== AIM ==
List all lines of the data containing the word "following".

== INFORMATION PROVIDED ==
○ ○ ○ ○ ○ ○ ○
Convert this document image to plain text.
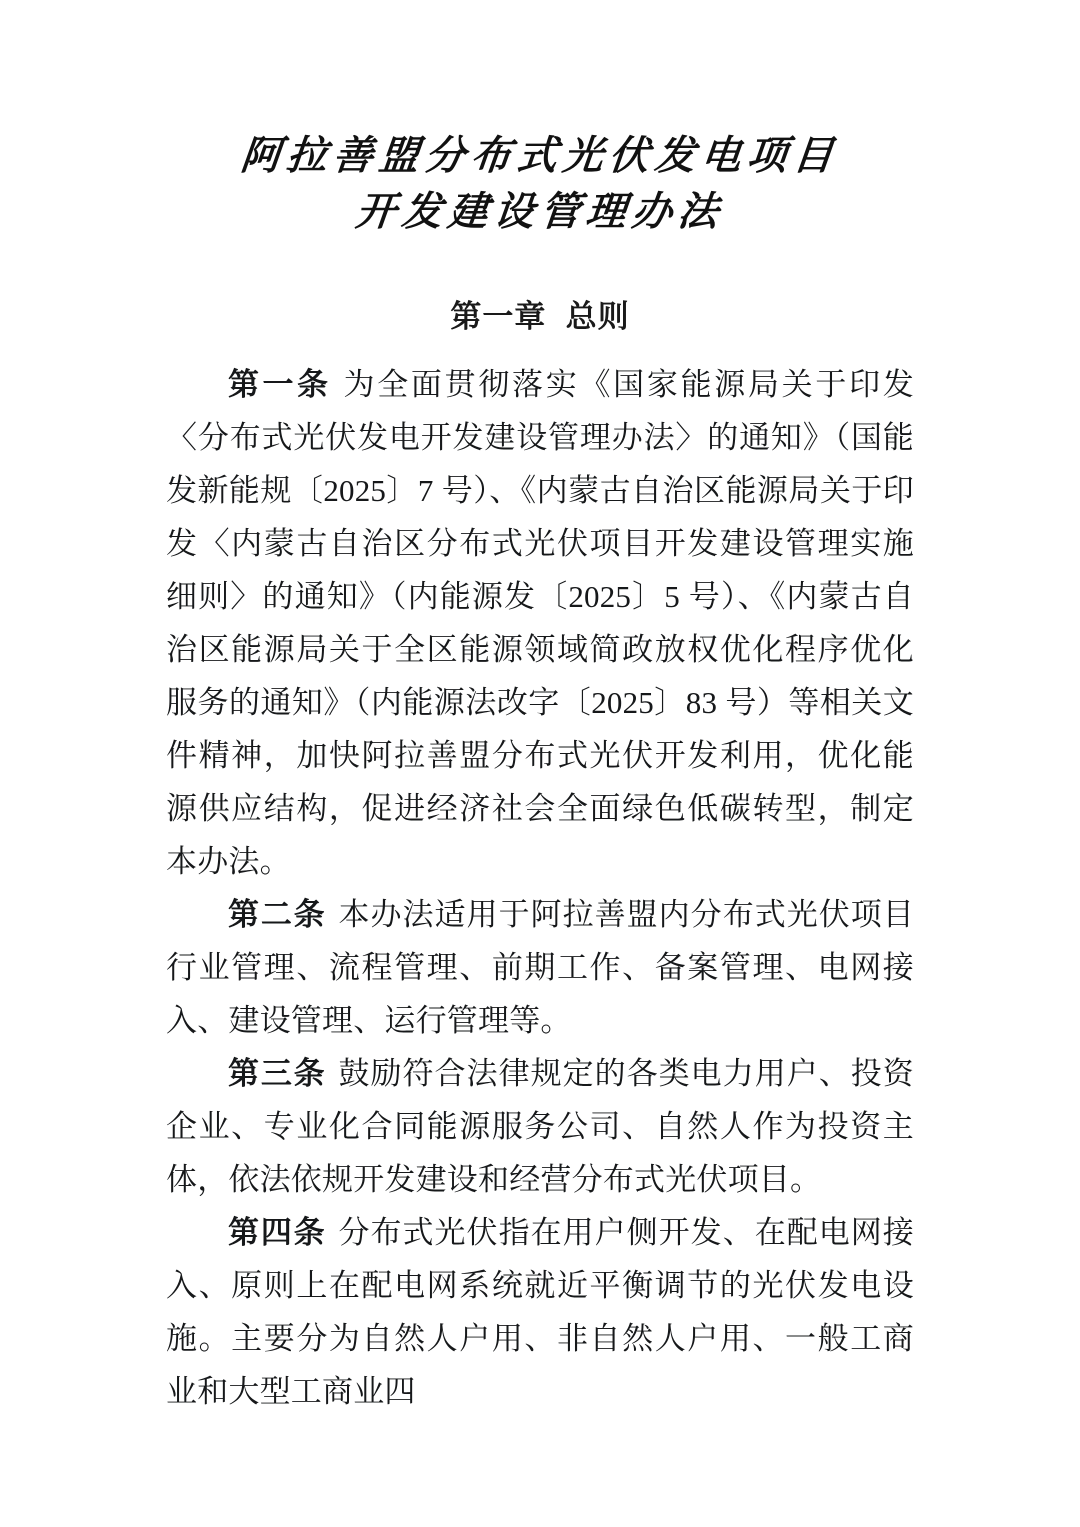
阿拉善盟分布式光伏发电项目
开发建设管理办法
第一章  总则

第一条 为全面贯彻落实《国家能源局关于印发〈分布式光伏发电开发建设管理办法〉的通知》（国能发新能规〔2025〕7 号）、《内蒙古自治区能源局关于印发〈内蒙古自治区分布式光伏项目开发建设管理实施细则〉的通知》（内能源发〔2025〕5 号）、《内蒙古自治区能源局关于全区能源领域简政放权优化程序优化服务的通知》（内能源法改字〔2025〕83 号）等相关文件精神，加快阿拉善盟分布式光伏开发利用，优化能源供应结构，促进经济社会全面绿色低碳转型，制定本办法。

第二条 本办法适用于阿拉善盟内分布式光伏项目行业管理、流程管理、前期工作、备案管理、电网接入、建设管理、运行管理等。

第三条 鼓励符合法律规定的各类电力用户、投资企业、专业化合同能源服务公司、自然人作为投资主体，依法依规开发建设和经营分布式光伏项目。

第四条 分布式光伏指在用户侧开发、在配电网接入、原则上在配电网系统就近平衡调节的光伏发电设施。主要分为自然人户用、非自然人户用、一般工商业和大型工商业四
○ ○ ○ ○ ○ ○ ○
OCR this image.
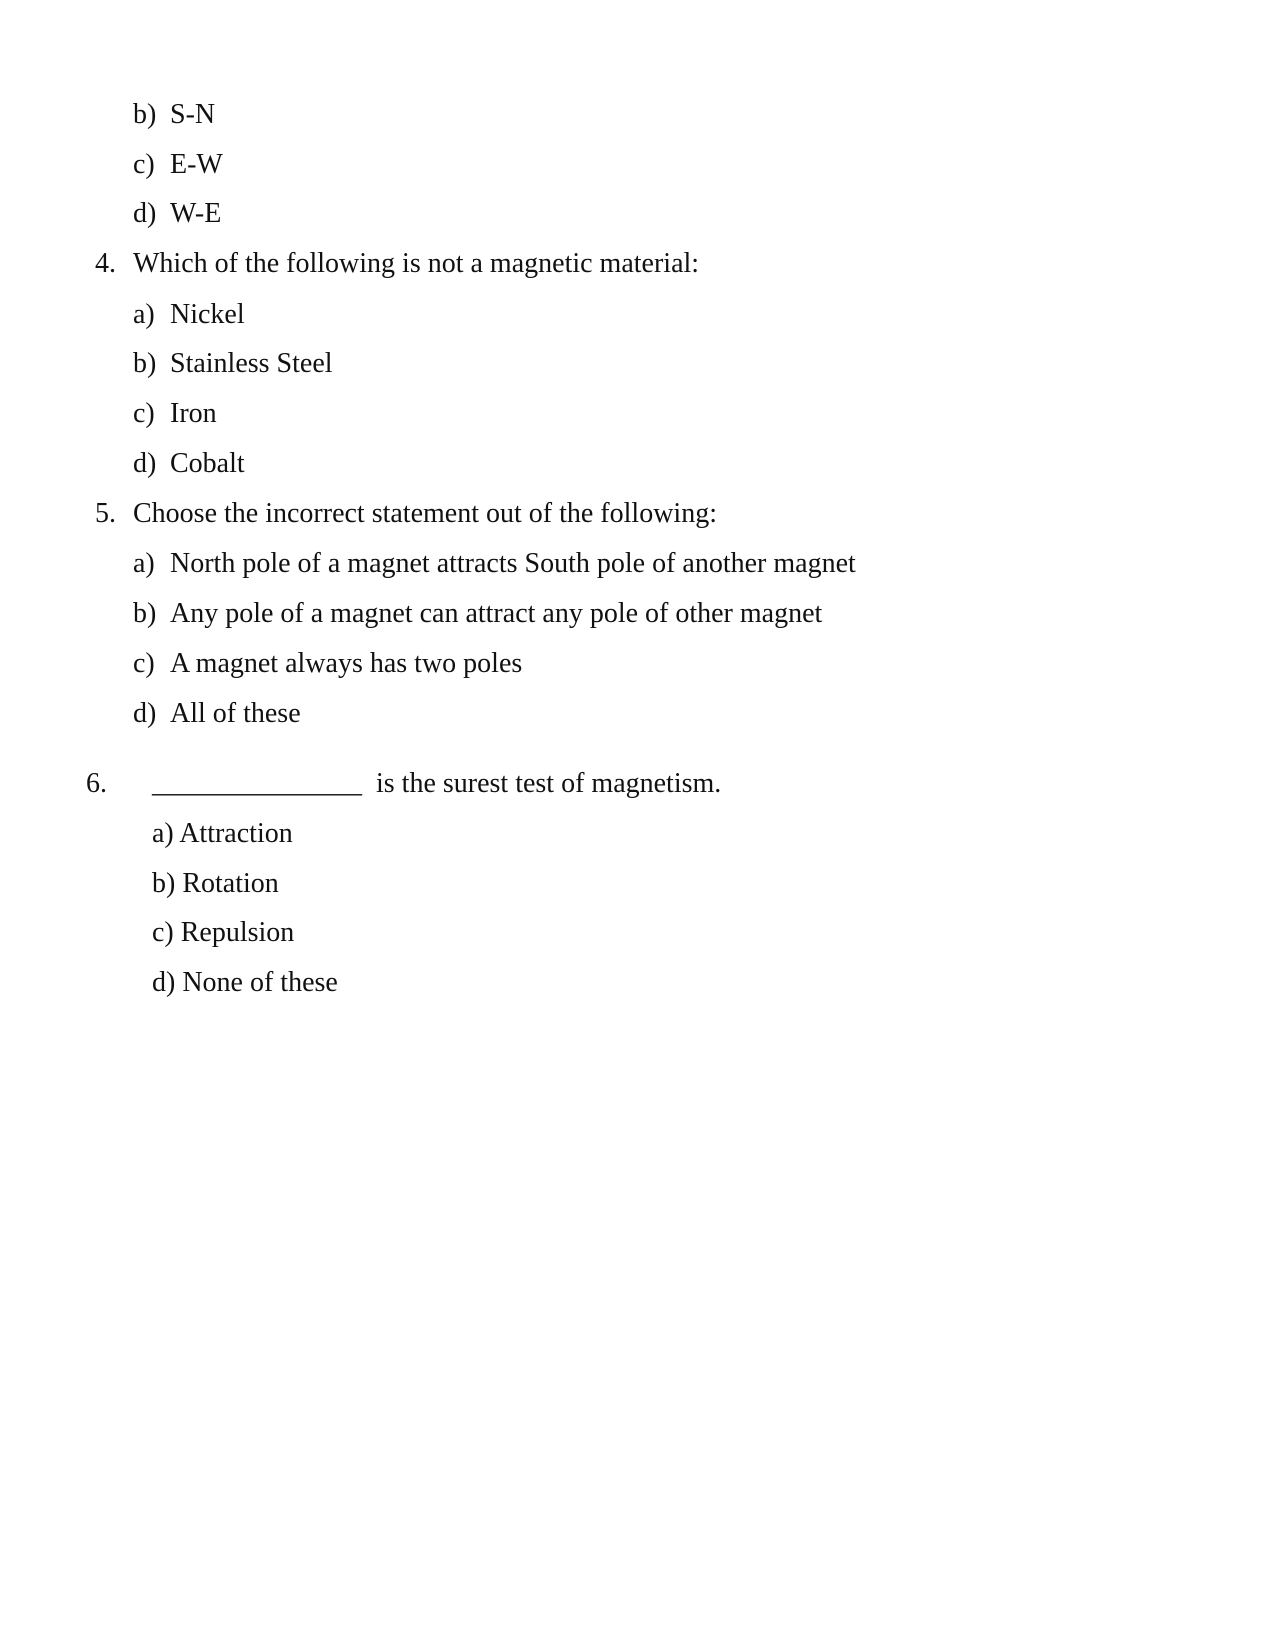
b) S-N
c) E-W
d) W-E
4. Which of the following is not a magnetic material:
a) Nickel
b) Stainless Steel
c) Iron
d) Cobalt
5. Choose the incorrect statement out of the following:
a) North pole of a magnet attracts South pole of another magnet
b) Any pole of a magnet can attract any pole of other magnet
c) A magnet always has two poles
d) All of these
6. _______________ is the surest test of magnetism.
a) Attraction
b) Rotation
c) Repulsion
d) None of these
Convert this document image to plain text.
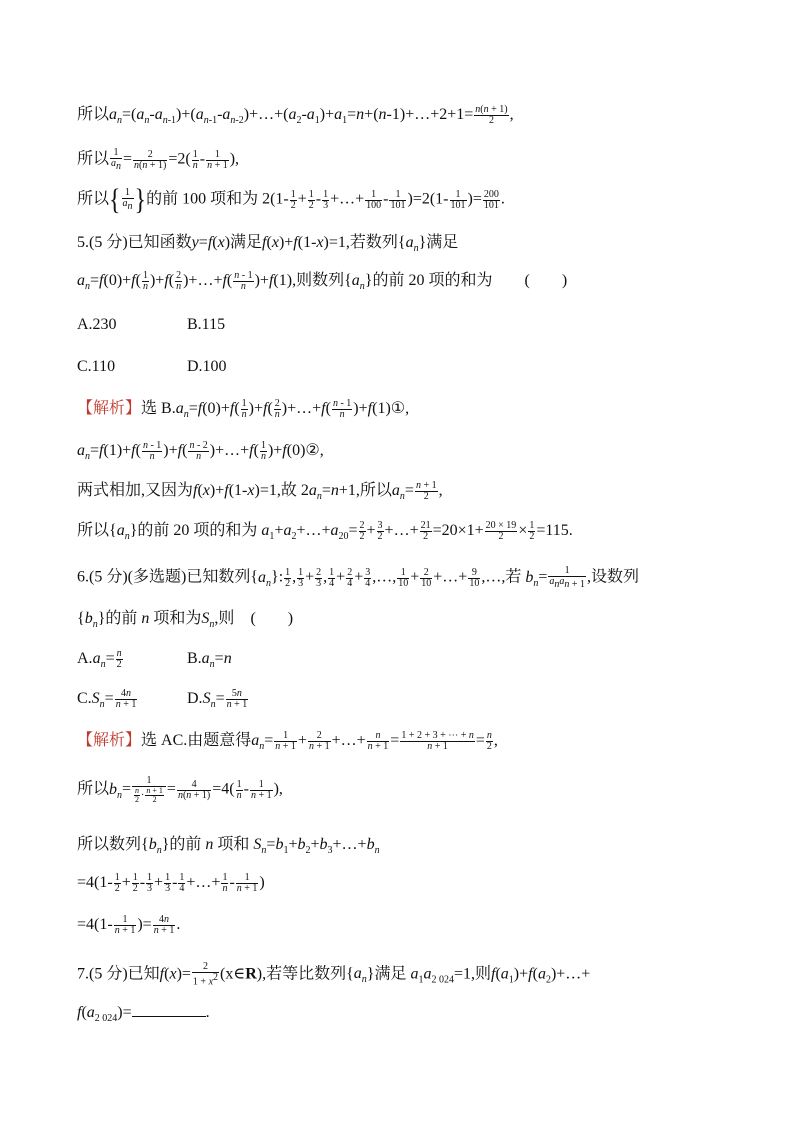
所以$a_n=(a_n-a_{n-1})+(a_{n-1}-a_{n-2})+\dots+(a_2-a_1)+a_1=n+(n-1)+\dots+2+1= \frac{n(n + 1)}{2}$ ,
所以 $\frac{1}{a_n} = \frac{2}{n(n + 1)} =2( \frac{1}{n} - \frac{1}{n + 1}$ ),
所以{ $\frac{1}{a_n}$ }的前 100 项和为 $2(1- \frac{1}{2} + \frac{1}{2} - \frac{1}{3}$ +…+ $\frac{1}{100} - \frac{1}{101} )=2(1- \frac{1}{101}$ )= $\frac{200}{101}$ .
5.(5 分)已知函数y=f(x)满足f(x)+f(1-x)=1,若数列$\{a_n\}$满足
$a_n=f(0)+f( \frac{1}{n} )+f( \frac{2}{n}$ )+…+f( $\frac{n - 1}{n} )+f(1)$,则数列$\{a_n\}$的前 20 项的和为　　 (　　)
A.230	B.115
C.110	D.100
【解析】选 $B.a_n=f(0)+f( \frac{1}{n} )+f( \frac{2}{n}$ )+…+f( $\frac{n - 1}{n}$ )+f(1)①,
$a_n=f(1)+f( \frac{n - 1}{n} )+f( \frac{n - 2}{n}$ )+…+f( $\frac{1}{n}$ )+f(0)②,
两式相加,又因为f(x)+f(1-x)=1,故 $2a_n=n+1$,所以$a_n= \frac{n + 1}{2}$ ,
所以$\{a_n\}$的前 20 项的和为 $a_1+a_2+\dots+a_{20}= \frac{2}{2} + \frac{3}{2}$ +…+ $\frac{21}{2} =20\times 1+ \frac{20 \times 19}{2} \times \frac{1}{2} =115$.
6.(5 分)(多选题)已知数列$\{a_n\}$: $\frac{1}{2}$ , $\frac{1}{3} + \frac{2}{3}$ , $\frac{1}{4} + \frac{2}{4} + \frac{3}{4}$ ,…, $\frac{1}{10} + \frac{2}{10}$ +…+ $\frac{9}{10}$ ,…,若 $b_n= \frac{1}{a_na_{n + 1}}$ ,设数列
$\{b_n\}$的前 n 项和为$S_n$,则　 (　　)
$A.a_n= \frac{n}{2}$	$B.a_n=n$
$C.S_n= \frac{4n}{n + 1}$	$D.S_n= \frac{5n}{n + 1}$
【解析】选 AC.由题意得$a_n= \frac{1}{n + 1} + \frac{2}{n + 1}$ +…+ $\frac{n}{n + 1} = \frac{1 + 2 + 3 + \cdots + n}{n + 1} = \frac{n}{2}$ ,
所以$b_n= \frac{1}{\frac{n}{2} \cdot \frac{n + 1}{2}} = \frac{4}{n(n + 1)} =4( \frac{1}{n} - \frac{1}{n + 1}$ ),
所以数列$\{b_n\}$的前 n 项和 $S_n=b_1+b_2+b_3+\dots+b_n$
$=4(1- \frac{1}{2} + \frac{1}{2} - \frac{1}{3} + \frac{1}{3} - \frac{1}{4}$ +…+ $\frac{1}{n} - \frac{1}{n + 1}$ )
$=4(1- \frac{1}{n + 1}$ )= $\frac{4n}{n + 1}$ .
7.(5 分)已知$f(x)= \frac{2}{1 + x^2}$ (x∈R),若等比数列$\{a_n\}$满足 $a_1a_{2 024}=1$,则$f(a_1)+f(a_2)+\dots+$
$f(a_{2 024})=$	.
○ ○ ○ ○ ○ ○ ○
== OUTPUT OF THE TASK ==
4. Which of the following is not a magnetic material:
5. Choose the incorrect statement out of the following:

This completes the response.